### Task statement
Filter the records for lines holding the string "JSON".

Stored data
########

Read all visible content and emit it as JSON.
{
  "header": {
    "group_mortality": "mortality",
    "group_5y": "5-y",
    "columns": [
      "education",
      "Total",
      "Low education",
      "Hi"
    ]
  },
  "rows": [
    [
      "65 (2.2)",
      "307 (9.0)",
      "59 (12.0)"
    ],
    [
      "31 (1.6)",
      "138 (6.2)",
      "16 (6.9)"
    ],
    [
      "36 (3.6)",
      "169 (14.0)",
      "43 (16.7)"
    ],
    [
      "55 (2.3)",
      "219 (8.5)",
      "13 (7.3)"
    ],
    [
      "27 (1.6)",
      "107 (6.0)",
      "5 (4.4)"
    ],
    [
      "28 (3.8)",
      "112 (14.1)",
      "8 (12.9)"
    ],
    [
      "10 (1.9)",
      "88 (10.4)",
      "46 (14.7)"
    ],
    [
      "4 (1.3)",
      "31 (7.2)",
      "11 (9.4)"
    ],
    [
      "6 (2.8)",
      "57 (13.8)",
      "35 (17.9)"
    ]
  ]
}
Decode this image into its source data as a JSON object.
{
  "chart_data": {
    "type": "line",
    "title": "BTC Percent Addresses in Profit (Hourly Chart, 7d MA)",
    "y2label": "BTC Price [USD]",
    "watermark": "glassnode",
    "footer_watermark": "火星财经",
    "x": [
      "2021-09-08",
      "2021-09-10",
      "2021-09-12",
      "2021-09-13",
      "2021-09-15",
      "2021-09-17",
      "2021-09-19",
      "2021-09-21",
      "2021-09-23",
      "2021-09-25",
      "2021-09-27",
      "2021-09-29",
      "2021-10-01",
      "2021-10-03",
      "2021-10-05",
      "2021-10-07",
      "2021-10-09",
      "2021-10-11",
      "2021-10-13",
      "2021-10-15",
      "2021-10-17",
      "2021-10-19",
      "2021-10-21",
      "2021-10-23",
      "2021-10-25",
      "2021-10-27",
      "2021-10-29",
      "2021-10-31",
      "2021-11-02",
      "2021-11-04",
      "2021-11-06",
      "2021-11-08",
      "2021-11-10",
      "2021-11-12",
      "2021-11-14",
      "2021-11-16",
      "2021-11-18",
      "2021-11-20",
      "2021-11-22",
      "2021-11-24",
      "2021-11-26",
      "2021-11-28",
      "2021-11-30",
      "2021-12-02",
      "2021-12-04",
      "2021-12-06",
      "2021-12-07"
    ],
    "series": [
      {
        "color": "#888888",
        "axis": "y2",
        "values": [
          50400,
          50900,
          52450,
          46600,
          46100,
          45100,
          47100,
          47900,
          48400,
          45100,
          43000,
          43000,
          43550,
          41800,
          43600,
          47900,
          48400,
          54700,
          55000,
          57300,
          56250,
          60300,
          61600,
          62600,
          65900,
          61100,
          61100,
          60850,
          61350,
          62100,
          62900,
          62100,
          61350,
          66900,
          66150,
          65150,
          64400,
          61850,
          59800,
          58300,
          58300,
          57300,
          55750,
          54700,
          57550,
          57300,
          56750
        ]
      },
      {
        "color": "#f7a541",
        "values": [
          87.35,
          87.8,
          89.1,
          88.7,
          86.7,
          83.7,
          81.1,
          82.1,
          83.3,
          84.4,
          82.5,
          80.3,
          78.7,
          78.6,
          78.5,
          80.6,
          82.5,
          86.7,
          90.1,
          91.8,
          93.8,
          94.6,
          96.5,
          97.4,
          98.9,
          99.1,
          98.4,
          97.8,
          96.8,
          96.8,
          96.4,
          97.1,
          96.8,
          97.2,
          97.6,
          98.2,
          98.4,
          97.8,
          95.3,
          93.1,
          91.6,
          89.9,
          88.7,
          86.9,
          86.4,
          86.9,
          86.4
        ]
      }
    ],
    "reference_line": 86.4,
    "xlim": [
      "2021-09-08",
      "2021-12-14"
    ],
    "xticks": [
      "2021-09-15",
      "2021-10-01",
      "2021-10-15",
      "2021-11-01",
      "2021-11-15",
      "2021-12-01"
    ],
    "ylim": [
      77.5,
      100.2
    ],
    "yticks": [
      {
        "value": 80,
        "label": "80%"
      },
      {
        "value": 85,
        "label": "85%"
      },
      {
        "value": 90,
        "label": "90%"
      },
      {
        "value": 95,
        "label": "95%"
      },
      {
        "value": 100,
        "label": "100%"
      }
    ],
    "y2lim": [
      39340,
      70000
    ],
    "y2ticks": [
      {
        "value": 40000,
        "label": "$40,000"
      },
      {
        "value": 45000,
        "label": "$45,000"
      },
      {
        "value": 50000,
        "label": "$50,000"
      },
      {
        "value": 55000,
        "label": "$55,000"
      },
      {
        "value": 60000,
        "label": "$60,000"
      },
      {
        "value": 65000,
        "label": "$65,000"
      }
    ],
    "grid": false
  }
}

########

### Full answer
Read all visible content and emit it as JSON.
Decode this image into its source data as a JSON object.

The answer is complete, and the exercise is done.